**Consigne**
Recopiez à l'identique, dans le texte sur la résiliation annuelle de l'assurance emprunteur, tout le passage qui va de « Michel Sapin a » jusqu'à « la vie économique. ».

Coup de théâtre : le texte sur la faculté de résiliation annuelle de l’assurance crédit présente un vice de procédure. Ainsi en a conclu le Conseil Constitutionnel, qui annule la disposition. Rien n’est perdu pour autant, le prochain gouvernement pourra remettre la question sur la table lors du projet de loi de finances 2018.

Pas inconstitutionnelle, mais hors sujet

Michel Sapin a bien failli réussir un tour de passe-passe en prenant les lobbys des banques par surprise. C’est en octobre qu’il ajoute discrètement la faculté de résiliation annuelle de l’assurance emprunteur, au sein de son projet de loi relatif à la transparence, à la lutte contre la corruption et la modernisation de la vie économique.

Le Sénat émet une première opposition, puis la loi est finalement adoptée en dernière lecture, ne portant toutefois que sur les nouveaux contrats. Peu importe, le monde de la consommation crie victoire, c’est un quasi-monopole des banques qui vacille. Pas pour longtemps.

**Enregistrements contenus dans un jeu de données**

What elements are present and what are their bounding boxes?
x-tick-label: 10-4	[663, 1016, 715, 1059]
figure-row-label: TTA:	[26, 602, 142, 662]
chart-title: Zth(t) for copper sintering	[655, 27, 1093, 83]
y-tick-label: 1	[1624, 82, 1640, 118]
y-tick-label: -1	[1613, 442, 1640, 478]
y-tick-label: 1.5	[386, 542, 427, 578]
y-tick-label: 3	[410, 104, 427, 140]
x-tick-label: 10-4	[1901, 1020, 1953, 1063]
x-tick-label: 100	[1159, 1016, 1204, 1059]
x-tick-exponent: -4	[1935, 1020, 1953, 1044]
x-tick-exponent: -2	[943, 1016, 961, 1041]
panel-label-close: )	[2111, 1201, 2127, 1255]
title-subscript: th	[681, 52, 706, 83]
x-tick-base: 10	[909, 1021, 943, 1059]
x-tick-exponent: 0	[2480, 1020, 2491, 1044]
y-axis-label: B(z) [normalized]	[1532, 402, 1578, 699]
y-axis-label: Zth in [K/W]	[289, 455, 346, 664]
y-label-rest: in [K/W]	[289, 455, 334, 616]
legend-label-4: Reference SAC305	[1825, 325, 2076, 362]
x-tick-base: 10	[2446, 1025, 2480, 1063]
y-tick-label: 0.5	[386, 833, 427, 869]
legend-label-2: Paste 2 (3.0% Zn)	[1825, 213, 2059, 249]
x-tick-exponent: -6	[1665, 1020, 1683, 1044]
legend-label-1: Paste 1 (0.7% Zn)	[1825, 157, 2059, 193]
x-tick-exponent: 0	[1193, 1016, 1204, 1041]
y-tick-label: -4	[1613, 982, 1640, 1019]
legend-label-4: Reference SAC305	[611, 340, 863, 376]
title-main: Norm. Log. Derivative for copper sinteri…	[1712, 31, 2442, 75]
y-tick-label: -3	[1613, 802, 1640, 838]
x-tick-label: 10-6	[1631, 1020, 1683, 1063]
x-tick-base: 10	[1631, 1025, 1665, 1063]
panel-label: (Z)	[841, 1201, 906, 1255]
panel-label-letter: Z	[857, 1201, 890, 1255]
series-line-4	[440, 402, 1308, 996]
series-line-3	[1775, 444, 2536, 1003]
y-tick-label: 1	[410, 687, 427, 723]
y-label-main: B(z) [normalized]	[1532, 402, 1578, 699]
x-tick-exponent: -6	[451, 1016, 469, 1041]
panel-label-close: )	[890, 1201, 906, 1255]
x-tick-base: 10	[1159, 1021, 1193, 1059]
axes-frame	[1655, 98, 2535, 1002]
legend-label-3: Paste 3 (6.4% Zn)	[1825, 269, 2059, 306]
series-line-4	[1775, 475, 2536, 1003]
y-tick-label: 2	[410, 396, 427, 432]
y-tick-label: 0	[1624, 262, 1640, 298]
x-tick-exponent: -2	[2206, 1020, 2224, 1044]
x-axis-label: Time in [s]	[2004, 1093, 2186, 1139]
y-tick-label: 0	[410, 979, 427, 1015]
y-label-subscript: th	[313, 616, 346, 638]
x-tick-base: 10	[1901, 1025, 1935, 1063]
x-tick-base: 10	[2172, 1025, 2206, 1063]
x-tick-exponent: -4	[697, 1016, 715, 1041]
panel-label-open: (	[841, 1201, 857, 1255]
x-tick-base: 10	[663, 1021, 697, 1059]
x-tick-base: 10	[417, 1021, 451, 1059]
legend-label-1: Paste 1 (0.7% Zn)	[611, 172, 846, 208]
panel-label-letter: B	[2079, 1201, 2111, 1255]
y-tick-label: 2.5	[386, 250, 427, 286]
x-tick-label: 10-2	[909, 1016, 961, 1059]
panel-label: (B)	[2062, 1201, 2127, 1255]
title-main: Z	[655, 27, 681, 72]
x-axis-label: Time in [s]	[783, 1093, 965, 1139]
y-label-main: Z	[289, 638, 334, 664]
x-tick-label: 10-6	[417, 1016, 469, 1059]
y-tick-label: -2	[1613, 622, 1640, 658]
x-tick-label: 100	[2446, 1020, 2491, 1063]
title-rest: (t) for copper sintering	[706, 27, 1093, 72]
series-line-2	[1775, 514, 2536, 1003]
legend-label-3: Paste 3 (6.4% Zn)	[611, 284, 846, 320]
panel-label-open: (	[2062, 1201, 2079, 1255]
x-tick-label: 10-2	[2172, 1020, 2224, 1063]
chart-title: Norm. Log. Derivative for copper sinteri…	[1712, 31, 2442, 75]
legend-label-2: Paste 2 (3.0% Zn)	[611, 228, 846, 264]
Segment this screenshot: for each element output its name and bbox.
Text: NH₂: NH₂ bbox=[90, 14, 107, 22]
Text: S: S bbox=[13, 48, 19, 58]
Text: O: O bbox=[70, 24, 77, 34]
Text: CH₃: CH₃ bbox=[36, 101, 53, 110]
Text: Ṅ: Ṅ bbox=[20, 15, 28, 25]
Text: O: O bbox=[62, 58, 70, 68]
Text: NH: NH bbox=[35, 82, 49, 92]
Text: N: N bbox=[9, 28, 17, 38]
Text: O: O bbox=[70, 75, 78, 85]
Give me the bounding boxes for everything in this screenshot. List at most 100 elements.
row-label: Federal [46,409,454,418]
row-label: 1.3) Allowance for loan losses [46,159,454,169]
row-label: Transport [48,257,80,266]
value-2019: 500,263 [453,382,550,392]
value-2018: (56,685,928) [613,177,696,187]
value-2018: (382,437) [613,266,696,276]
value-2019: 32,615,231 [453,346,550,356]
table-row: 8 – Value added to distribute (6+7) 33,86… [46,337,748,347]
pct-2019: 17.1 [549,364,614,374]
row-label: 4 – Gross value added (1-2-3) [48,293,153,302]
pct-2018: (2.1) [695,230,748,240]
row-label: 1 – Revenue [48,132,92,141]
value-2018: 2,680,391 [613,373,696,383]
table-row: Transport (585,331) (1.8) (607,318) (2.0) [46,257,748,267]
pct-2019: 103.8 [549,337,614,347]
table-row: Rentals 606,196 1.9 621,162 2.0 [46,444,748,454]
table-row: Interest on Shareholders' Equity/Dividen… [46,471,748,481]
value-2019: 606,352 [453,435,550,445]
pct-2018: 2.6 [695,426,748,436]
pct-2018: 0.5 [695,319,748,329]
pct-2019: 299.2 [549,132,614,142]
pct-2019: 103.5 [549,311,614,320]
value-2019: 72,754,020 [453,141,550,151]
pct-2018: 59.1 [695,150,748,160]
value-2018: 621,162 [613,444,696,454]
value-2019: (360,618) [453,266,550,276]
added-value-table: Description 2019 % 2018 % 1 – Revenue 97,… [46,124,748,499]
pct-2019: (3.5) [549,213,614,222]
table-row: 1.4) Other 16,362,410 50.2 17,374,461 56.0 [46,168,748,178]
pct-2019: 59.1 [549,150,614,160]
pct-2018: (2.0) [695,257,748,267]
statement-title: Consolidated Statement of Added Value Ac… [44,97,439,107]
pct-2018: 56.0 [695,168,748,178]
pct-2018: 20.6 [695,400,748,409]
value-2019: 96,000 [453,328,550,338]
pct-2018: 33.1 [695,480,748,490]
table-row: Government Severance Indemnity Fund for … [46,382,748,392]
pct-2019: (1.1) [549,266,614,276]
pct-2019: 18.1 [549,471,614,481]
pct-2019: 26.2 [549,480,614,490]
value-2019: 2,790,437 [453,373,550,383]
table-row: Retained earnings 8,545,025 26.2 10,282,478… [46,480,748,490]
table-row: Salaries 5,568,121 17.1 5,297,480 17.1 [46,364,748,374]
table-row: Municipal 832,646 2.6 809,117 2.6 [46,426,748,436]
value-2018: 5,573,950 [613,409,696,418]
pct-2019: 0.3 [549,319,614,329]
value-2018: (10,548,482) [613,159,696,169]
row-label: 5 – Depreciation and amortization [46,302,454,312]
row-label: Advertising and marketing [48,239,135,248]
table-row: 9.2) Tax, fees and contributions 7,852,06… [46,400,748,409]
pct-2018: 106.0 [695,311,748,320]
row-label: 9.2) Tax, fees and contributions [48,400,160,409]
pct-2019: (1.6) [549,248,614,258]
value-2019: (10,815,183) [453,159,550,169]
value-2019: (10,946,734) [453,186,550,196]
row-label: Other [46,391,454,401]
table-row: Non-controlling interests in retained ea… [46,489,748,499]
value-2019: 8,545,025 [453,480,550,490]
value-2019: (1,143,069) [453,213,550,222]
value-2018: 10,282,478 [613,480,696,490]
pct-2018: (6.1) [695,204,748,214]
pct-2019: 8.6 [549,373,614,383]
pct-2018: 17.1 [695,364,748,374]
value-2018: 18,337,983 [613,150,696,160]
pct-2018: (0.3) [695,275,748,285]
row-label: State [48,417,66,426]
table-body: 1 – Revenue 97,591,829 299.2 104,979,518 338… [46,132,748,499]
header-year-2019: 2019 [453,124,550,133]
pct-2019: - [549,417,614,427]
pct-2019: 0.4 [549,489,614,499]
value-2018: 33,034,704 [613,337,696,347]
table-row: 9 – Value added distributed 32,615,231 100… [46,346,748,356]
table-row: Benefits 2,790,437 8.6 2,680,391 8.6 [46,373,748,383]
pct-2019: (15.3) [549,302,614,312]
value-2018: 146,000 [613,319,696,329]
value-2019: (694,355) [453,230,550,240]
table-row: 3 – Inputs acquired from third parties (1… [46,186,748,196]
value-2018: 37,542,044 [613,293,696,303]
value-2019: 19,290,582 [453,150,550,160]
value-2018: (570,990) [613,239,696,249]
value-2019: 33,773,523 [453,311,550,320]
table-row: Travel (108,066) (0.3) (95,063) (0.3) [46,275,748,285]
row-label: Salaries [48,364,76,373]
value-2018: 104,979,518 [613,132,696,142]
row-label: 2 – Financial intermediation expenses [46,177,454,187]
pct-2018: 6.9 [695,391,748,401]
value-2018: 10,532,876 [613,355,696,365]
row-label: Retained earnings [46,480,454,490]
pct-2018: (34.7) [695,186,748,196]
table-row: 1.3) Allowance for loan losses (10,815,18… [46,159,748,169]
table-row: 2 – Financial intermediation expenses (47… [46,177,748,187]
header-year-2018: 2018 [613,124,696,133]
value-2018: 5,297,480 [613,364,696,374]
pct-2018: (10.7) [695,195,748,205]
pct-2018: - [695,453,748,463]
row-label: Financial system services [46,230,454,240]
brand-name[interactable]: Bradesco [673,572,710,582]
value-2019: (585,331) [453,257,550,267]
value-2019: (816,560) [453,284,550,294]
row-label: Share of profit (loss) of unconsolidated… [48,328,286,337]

**Corrigé**
Michel Sapin a bien failli réussir un tour de passe-passe en prenant les lobbys des banques par surprise. C’est en octobre qu’il ajoute discrètement la faculté de résiliation annuelle de l’assurance emprunteur, au sein de son projet de loi relatif à la transparence, à la lutte contre la corruption et la modernisation de la vie économique.